Request: Set each record down exactly, excluding all images.

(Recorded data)
* * *

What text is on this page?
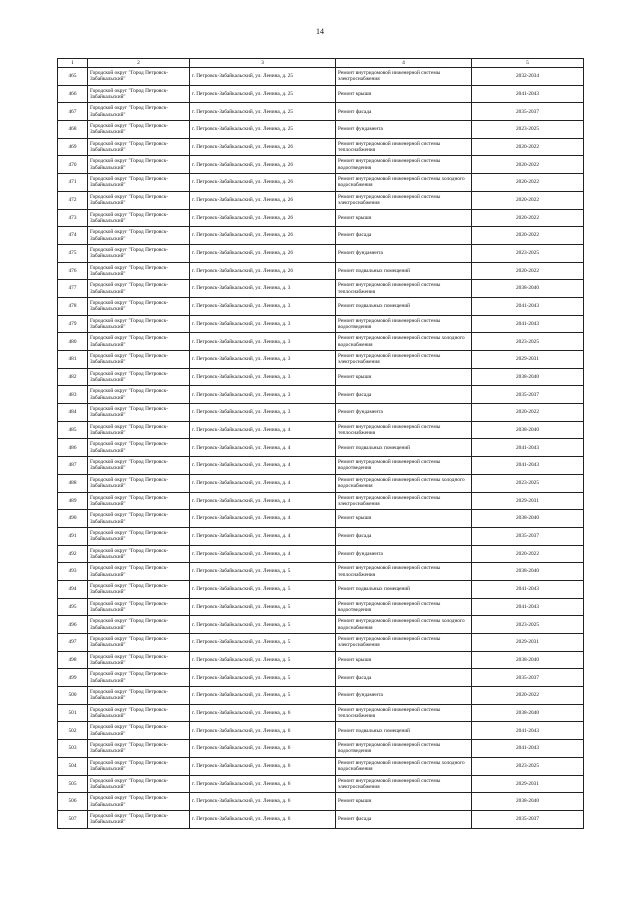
14
1	2	3	4	5
465	Городской округ "Город Петровск-Забайкальский"	г. Петровск-Забайкальский, ул. Ленина, д. 25	Ремонт внутридомовой инженерной системы электроснабжения	2032-2034
466	Городской округ "Город Петровск-Забайкальский"	г. Петровск-Забайкальский, ул. Ленина, д. 25	Ремонт крыши	2041-2043
467	Городской округ "Город Петровск-Забайкальский"	г. Петровск-Забайкальский, ул. Ленина, д. 25	Ремонт фасада	2035-2037
468	Городской округ "Город Петровск-Забайкальский"	г. Петровск-Забайкальский, ул. Ленина, д. 25	Ремонт фундамента	2023-2025
469	Городской округ "Город Петровск-Забайкальский"	г. Петровск-Забайкальский, ул. Ленина, д. 26	Ремонт внутридомовой инженерной системы теплоснабжения	2020-2022
470	Городской округ "Город Петровск-Забайкальский"	г. Петровск-Забайкальский, ул. Ленина, д. 26	Ремонт внутридомовой инженерной системы водоотведения	2020-2022
471	Городской округ "Город Петровск-Забайкальский"	г. Петровск-Забайкальский, ул. Ленина, д. 26	Ремонт внутридомовой инженерной системы холодного водоснабжения	2020-2022
472	Городской округ "Город Петровск-Забайкальский"	г. Петровск-Забайкальский, ул. Ленина, д. 26	Ремонт внутридомовой инженерной системы электроснабжения	2020-2022
473	Городской округ "Город Петровск-Забайкальский"	г. Петровск-Забайкальский, ул. Ленина, д. 26	Ремонт крыши	2020-2022
474	Городской округ "Город Петровск-Забайкальский"	г. Петровск-Забайкальский, ул. Ленина, д. 26	Ремонт фасада	2020-2022
475	Городской округ "Город Петровск-Забайкальский"	г. Петровск-Забайкальский, ул. Ленина, д. 26	Ремонт фундамента	2023-2025
476	Городской округ "Город Петровск-Забайкальский"	г. Петровск-Забайкальский, ул. Ленина, д. 26	Ремонт подвальных помещений	2020-2022
477	Городской округ "Город Петровск-Забайкальский"	г. Петровск-Забайкальский, ул. Ленина, д. 3	Ремонт внутридомовой инженерной системы теплоснабжения	2038-2040
478	Городской округ "Город Петровск-Забайкальский"	г. Петровск-Забайкальский, ул. Ленина, д. 3	Ремонт подвальных помещений	2041-2043
479	Городской округ "Город Петровск-Забайкальский"	г. Петровск-Забайкальский, ул. Ленина, д. 3	Ремонт внутридомовой инженерной системы водоотведения	2041-2043
480	Городской округ "Город Петровск-Забайкальский"	г. Петровск-Забайкальский, ул. Ленина, д. 3	Ремонт внутридомовой инженерной системы холодного водоснабжения	2023-2025
481	Городской округ "Город Петровск-Забайкальский"	г. Петровск-Забайкальский, ул. Ленина, д. 3	Ремонт внутридомовой инженерной системы электроснабжения	2029-2031
482	Городской округ "Город Петровск-Забайкальский"	г. Петровск-Забайкальский, ул. Ленина, д. 3	Ремонт крыши	2038-2040
483	Городской округ "Город Петровск-Забайкальский"	г. Петровск-Забайкальский, ул. Ленина, д. 3	Ремонт фасада	2035-2037
484	Городской округ "Город Петровск-Забайкальский"	г. Петровск-Забайкальский, ул. Ленина, д. 3	Ремонт фундамента	2020-2022
485	Городской округ "Город Петровск-Забайкальский"	г. Петровск-Забайкальский, ул. Ленина, д. 4	Ремонт внутридомовой инженерной системы теплоснабжения	2038-2040
486	Городской округ "Город Петровск-Забайкальский"	г. Петровск-Забайкальский, ул. Ленина, д. 4	Ремонт подвальных помещений	2041-2043
487	Городской округ "Город Петровск-Забайкальский"	г. Петровск-Забайкальский, ул. Ленина, д. 4	Ремонт внутридомовой инженерной системы водоотведения	2041-2043
488	Городской округ "Город Петровск-Забайкальский"	г. Петровск-Забайкальский, ул. Ленина, д. 4	Ремонт внутридомовой инженерной системы холодного водоснабжения	2023-2025
489	Городской округ "Город Петровск-Забайкальский"	г. Петровск-Забайкальский, ул. Ленина, д. 4	Ремонт внутридомовой инженерной системы электроснабжения	2029-2031
490	Городской округ "Город Петровск-Забайкальский"	г. Петровск-Забайкальский, ул. Ленина, д. 4	Ремонт крыши	2038-2040
491	Городской округ "Город Петровск-Забайкальский"	г. Петровск-Забайкальский, ул. Ленина, д. 4	Ремонт фасада	2035-2037
492	Городской округ "Город Петровск-Забайкальский"	г. Петровск-Забайкальский, ул. Ленина, д. 4	Ремонт фундамента	2020-2022
493	Городской округ "Город Петровск-Забайкальский"	г. Петровск-Забайкальский, ул. Ленина, д. 5	Ремонт внутридомовой инженерной системы теплоснабжения	2038-2040
494	Городской округ "Город Петровск-Забайкальский"	г. Петровск-Забайкальский, ул. Ленина, д. 5	Ремонт подвальных помещений	2041-2043
495	Городской округ "Город Петровск-Забайкальский"	г. Петровск-Забайкальский, ул. Ленина, д. 5	Ремонт внутридомовой инженерной системы водоотведения	2041-2043
496	Городской округ "Город Петровск-Забайкальский"	г. Петровск-Забайкальский, ул. Ленина, д. 5	Ремонт внутридомовой инженерной системы холодного водоснабжения	2023-2025
497	Городской округ "Город Петровск-Забайкальский"	г. Петровск-Забайкальский, ул. Ленина, д. 5	Ремонт внутридомовой инженерной системы электроснабжения	2029-2031
498	Городской округ "Город Петровск-Забайкальский"	г. Петровск-Забайкальский, ул. Ленина, д. 5	Ремонт крыши	2038-2040
499	Городской округ "Город Петровск-Забайкальский"	г. Петровск-Забайкальский, ул. Ленина, д. 5	Ремонт фасада	2035-2037
500	Городской округ "Город Петровск-Забайкальский"	г. Петровск-Забайкальский, ул. Ленина, д. 5	Ремонт фундамента	2020-2022
501	Городской округ "Город Петровск-Забайкальский"	г. Петровск-Забайкальский, ул. Ленина, д. 6	Ремонт внутридомовой инженерной системы теплоснабжения	2038-2040
502	Городской округ "Город Петровск-Забайкальский"	г. Петровск-Забайкальский, ул. Ленина, д. 6	Ремонт подвальных помещений	2041-2043
503	Городской округ "Город Петровск-Забайкальский"	г. Петровск-Забайкальский, ул. Ленина, д. 6	Ремонт внутридомовой инженерной системы водоотведения	2041-2043
504	Городской округ "Город Петровск-Забайкальский"	г. Петровск-Забайкальский, ул. Ленина, д. 6	Ремонт внутридомовой инженерной системы холодного водоснабжения	2023-2025
505	Городской округ "Город Петровск-Забайкальский"	г. Петровск-Забайкальский, ул. Ленина, д. 6	Ремонт внутридомовой инженерной системы электроснабжения	2029-2031
506	Городской округ "Город Петровск-Забайкальский"	г. Петровск-Забайкальский, ул. Ленина, д. 6	Ремонт крыши	2038-2040
507	Городской округ "Город Петровск-Забайкальский"	г. Петровск-Забайкальский, ул. Ленина, д. 6	Ремонт фасада	2035-2037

* * *

Task output:
What text is on this page?
14
1	2	3	4	5
465	Городской округ "Город Петровск-Забайкальский"	г. Петровск-Забайкальский, ул. Ленина, д. 25	Ремонт внутридомовой инженерной системы электроснабжения	2032-2034
466	Городской округ "Город Петровск-Забайкальский"	г. Петровск-Забайкальский, ул. Ленина, д. 25	Ремонт крыши	2041-2043
467	Городской округ "Город Петровск-Забайкальский"	г. Петровск-Забайкальский, ул. Ленина, д. 25	Ремонт фасада	2035-2037
468	Городской округ "Город Петровск-Забайкальский"	г. Петровск-Забайкальский, ул. Ленина, д. 25	Ремонт фундамента	2023-2025
469	Городской округ "Город Петровск-Забайкальский"	г. Петровск-Забайкальский, ул. Ленина, д. 26	Ремонт внутридомовой инженерной системы теплоснабжения	2020-2022
470	Городской округ "Город Петровск-Забайкальский"	г. Петровск-Забайкальский, ул. Ленина, д. 26	Ремонт внутридомовой инженерной системы водоотведения	2020-2022
471	Городской округ "Город Петровск-Забайкальский"	г. Петровск-Забайкальский, ул. Ленина, д. 26	Ремонт внутридомовой инженерной системы холодного водоснабжения	2020-2022
472	Городской округ "Город Петровск-Забайкальский"	г. Петровск-Забайкальский, ул. Ленина, д. 26	Ремонт внутридомовой инженерной системы электроснабжения	2020-2022
473	Городской округ "Город Петровск-Забайкальский"	г. Петровск-Забайкальский, ул. Ленина, д. 26	Ремонт крыши	2020-2022
474	Городской округ "Город Петровск-Забайкальский"	г. Петровск-Забайкальский, ул. Ленина, д. 26	Ремонт фасада	2020-2022
475	Городской округ "Город Петровск-Забайкальский"	г. Петровск-Забайкальский, ул. Ленина, д. 26	Ремонт фундамента	2023-2025
476	Городской округ "Город Петровск-Забайкальский"	г. Петровск-Забайкальский, ул. Ленина, д. 26	Ремонт подвальных помещений	2020-2022
477	Городской округ "Город Петровск-Забайкальский"	г. Петровск-Забайкальский, ул. Ленина, д. 3	Ремонт внутридомовой инженерной системы теплоснабжения	2038-2040
478	Городской округ "Город Петровск-Забайкальский"	г. Петровск-Забайкальский, ул. Ленина, д. 3	Ремонт подвальных помещений	2041-2043
479	Городской округ "Город Петровск-Забайкальский"	г. Петровск-Забайкальский, ул. Ленина, д. 3	Ремонт внутридомовой инженерной системы водоотведения	2041-2043
480	Городской округ "Город Петровск-Забайкальский"	г. Петровск-Забайкальский, ул. Ленина, д. 3	Ремонт внутридомовой инженерной системы холодного водоснабжения	2023-2025
481	Городской округ "Город Петровск-Забайкальский"	г. Петровск-Забайкальский, ул. Ленина, д. 3	Ремонт внутридомовой инженерной системы электроснабжения	2029-2031
482	Городской округ "Город Петровск-Забайкальский"	г. Петровск-Забайкальский, ул. Ленина, д. 3	Ремонт крыши	2038-2040
483	Городской округ "Город Петровск-Забайкальский"	г. Петровск-Забайкальский, ул. Ленина, д. 3	Ремонт фасада	2035-2037
484	Городской округ "Город Петровск-Забайкальский"	г. Петровск-Забайкальский, ул. Ленина, д. 3	Ремонт фундамента	2020-2022
485	Городской округ "Город Петровск-Забайкальский"	г. Петровск-Забайкальский, ул. Ленина, д. 4	Ремонт внутридомовой инженерной системы теплоснабжения	2038-2040
486	Городской округ "Город Петровск-Забайкальский"	г. Петровск-Забайкальский, ул. Ленина, д. 4	Ремонт подвальных помещений	2041-2043
487	Городской округ "Город Петровск-Забайкальский"	г. Петровск-Забайкальский, ул. Ленина, д. 4	Ремонт внутридомовой инженерной системы водоотведения	2041-2043
488	Городской округ "Город Петровск-Забайкальский"	г. Петровск-Забайкальский, ул. Ленина, д. 4	Ремонт внутридомовой инженерной системы холодного водоснабжения	2023-2025
489	Городской округ "Город Петровск-Забайкальский"	г. Петровск-Забайкальский, ул. Ленина, д. 4	Ремонт внутридомовой инженерной системы электроснабжения	2029-2031
490	Городской округ "Город Петровск-Забайкальский"	г. Петровск-Забайкальский, ул. Ленина, д. 4	Ремонт крыши	2038-2040
491	Городской округ "Город Петровск-Забайкальский"	г. Петровск-Забайкальский, ул. Ленина, д. 4	Ремонт фасада	2035-2037
492	Городской округ "Город Петровск-Забайкальский"	г. Петровск-Забайкальский, ул. Ленина, д. 4	Ремонт фундамента	2020-2022
493	Городской округ "Город Петровск-Забайкальский"	г. Петровск-Забайкальский, ул. Ленина, д. 5	Ремонт внутридомовой инженерной системы теплоснабжения	2038-2040
494	Городской округ "Город Петровск-Забайкальский"	г. Петровск-Забайкальский, ул. Ленина, д. 5	Ремонт подвальных помещений	2041-2043
495	Городской округ "Город Петровск-Забайкальский"	г. Петровск-Забайкальский, ул. Ленина, д. 5	Ремонт внутридомовой инженерной системы водоотведения	2041-2043
496	Городской округ "Город Петровск-Забайкальский"	г. Петровск-Забайкальский, ул. Ленина, д. 5	Ремонт внутридомовой инженерной системы холодного водоснабжения	2023-2025
497	Городской округ "Город Петровск-Забайкальский"	г. Петровск-Забайкальский, ул. Ленина, д. 5	Ремонт внутридомовой инженерной системы электроснабжения	2029-2031
498	Городской округ "Город Петровск-Забайкальский"	г. Петровск-Забайкальский, ул. Ленина, д. 5	Ремонт крыши	2038-2040
499	Городской округ "Город Петровск-Забайкальский"	г. Петровск-Забайкальский, ул. Ленина, д. 5	Ремонт фасада	2035-2037
500	Городской округ "Город Петровск-Забайкальский"	г. Петровск-Забайкальский, ул. Ленина, д. 5	Ремонт фундамента	2020-2022
501	Городской округ "Город Петровск-Забайкальский"	г. Петровск-Забайкальский, ул. Ленина, д. 6	Ремонт внутридомовой инженерной системы теплоснабжения	2038-2040
502	Городской округ "Город Петровск-Забайкальский"	г. Петровск-Забайкальский, ул. Ленина, д. 6	Ремонт подвальных помещений	2041-2043
503	Городской округ "Город Петровск-Забайкальский"	г. Петровск-Забайкальский, ул. Ленина, д. 6	Ремонт внутридомовой инженерной системы водоотведения	2041-2043
504	Городской округ "Город Петровск-Забайкальский"	г. Петровск-Забайкальский, ул. Ленина, д. 6	Ремонт внутридомовой инженерной системы холодного водоснабжения	2023-2025
505	Городской округ "Город Петровск-Забайкальский"	г. Петровск-Забайкальский, ул. Ленина, д. 6	Ремонт внутридомовой инженерной системы электроснабжения	2029-2031
506	Городской округ "Город Петровск-Забайкальский"	г. Петровск-Забайкальский, ул. Ленина, д. 6	Ремонт крыши	2038-2040
507	Городской округ "Город Петровск-Забайкальский"	г. Петровск-Забайкальский, ул. Ленина, д. 6	Ремонт фасада	2035-2037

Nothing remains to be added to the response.